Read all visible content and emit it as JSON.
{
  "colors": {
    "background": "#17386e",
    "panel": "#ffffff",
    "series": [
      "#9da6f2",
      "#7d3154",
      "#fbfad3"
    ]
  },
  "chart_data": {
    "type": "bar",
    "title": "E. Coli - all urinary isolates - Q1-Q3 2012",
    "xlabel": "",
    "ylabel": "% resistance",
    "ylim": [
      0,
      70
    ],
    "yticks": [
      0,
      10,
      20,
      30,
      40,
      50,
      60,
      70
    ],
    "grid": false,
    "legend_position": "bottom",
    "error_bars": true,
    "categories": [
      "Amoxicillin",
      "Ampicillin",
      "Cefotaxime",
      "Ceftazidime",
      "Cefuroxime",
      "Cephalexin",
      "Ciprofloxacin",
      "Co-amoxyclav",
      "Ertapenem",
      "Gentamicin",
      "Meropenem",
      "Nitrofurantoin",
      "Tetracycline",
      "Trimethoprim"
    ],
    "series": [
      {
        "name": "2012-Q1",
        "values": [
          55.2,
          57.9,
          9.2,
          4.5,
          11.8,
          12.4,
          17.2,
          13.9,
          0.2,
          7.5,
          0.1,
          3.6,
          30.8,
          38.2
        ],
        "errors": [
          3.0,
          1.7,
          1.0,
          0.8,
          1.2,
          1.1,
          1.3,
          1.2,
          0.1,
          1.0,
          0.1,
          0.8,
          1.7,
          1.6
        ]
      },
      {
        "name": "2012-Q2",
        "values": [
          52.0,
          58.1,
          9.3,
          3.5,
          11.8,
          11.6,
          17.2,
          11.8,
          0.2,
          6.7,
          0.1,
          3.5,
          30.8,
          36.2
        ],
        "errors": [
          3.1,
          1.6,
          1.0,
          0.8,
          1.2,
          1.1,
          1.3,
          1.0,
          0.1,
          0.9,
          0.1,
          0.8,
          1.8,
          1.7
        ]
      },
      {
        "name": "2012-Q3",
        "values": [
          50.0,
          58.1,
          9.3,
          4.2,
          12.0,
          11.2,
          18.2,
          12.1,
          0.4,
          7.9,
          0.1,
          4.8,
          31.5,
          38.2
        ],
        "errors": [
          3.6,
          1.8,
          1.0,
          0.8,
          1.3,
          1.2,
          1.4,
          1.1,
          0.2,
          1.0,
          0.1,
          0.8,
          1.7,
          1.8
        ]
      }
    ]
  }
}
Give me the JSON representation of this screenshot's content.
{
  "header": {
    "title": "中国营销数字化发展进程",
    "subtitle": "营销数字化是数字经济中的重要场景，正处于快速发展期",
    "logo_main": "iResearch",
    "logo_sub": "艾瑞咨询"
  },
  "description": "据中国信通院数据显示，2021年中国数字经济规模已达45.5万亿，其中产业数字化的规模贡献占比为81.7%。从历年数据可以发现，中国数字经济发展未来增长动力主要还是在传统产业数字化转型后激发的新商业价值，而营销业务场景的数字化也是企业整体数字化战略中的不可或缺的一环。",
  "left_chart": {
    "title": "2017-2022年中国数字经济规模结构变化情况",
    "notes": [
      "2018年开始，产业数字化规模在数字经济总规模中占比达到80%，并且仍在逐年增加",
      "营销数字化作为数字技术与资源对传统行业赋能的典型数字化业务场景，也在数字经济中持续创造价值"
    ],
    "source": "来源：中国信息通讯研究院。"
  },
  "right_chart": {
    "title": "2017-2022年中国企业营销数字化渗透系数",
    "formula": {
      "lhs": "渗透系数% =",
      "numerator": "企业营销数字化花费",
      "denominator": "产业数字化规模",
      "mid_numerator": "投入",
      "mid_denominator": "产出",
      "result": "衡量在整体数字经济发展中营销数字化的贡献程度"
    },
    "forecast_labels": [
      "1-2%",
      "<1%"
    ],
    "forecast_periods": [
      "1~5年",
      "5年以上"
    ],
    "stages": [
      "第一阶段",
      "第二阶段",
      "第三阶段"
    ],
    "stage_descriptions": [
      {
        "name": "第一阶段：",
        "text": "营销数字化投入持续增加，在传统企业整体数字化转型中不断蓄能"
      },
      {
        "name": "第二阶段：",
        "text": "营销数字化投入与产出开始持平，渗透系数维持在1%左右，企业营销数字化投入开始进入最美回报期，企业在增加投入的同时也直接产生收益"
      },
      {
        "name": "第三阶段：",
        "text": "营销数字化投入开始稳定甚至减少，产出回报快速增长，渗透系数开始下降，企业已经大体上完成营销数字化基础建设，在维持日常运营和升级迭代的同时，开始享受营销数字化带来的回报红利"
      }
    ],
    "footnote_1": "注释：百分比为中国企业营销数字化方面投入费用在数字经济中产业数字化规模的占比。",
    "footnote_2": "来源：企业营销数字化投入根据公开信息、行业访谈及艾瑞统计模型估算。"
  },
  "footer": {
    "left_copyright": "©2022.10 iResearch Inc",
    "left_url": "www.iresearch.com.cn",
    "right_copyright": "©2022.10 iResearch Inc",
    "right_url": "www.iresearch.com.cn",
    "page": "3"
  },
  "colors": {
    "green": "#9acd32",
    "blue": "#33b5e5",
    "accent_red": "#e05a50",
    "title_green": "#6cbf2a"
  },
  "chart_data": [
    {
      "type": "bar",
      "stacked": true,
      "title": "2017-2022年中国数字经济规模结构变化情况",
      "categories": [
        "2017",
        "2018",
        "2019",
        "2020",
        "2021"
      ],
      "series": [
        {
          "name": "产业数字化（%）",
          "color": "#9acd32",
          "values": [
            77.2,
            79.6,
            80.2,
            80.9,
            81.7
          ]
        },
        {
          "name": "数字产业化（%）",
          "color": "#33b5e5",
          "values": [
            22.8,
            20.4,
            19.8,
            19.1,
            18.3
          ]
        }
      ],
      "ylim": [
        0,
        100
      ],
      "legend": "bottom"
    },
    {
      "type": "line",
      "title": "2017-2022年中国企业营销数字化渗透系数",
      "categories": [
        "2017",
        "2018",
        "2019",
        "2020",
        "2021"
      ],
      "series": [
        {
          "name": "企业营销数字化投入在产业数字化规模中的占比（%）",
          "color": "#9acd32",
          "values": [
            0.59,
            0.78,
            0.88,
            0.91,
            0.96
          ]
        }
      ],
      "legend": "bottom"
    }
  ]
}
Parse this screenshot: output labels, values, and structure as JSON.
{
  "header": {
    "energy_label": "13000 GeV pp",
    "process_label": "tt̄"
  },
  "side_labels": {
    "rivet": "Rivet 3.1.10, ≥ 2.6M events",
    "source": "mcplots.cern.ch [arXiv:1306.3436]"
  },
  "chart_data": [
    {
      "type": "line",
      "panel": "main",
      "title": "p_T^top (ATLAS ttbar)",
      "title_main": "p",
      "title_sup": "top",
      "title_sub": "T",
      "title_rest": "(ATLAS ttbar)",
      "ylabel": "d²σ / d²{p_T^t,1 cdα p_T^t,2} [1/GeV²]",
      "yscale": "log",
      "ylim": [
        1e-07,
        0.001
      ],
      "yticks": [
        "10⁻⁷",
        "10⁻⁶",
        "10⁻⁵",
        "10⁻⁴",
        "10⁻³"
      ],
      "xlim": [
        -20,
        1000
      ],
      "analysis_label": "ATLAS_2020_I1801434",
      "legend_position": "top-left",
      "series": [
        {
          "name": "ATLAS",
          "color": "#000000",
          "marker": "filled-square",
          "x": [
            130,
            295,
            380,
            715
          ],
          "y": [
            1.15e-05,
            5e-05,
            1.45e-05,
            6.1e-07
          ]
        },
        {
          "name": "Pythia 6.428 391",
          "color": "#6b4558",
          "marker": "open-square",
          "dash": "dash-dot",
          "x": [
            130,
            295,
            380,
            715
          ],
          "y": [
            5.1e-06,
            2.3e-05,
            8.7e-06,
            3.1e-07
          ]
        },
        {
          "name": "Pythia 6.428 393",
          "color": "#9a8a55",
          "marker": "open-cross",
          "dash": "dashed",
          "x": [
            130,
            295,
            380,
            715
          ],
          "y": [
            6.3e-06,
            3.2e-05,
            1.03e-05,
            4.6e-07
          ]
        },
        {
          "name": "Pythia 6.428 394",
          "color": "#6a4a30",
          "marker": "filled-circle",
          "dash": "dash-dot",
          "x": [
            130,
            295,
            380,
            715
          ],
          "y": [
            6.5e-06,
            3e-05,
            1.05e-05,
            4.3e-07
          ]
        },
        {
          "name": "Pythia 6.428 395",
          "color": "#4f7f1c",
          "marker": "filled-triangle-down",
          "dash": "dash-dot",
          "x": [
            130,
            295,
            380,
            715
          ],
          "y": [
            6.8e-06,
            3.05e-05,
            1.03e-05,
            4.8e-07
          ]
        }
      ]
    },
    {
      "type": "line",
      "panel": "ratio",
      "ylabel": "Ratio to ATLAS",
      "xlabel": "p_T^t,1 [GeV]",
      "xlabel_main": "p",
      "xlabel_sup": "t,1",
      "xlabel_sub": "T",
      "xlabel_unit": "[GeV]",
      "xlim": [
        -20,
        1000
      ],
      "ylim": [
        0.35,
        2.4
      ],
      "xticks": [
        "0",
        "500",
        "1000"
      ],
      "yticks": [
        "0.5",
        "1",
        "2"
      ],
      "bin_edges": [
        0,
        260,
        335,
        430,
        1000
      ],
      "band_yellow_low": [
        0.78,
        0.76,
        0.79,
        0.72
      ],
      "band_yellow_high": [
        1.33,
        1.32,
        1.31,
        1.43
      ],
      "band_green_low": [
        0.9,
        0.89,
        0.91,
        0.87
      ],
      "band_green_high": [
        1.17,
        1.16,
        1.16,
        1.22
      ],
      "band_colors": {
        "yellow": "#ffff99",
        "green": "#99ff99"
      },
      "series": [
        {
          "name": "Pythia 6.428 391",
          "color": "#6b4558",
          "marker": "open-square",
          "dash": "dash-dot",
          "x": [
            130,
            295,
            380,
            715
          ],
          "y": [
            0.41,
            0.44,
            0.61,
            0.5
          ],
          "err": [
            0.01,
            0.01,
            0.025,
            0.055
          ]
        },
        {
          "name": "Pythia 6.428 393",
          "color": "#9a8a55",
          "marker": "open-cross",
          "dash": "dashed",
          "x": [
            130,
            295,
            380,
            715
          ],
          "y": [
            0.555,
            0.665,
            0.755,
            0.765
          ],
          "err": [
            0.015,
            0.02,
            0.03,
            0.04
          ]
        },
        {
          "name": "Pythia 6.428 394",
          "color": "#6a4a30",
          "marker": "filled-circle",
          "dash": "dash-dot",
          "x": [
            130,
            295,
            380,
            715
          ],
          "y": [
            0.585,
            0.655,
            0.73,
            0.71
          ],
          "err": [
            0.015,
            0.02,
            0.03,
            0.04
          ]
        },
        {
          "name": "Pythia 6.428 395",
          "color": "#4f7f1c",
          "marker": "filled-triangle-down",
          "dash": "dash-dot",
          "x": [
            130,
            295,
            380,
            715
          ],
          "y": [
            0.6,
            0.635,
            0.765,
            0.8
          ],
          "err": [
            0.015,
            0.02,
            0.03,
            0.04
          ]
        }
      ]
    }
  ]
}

+++

Find the lines above that include the string "ttbar" and copy them.

▸ **FINISHED EXERCISE**:
      "title": "p_T^top (ATLAS ttbar)",
      "title_rest": "(ATLAS ttbar)",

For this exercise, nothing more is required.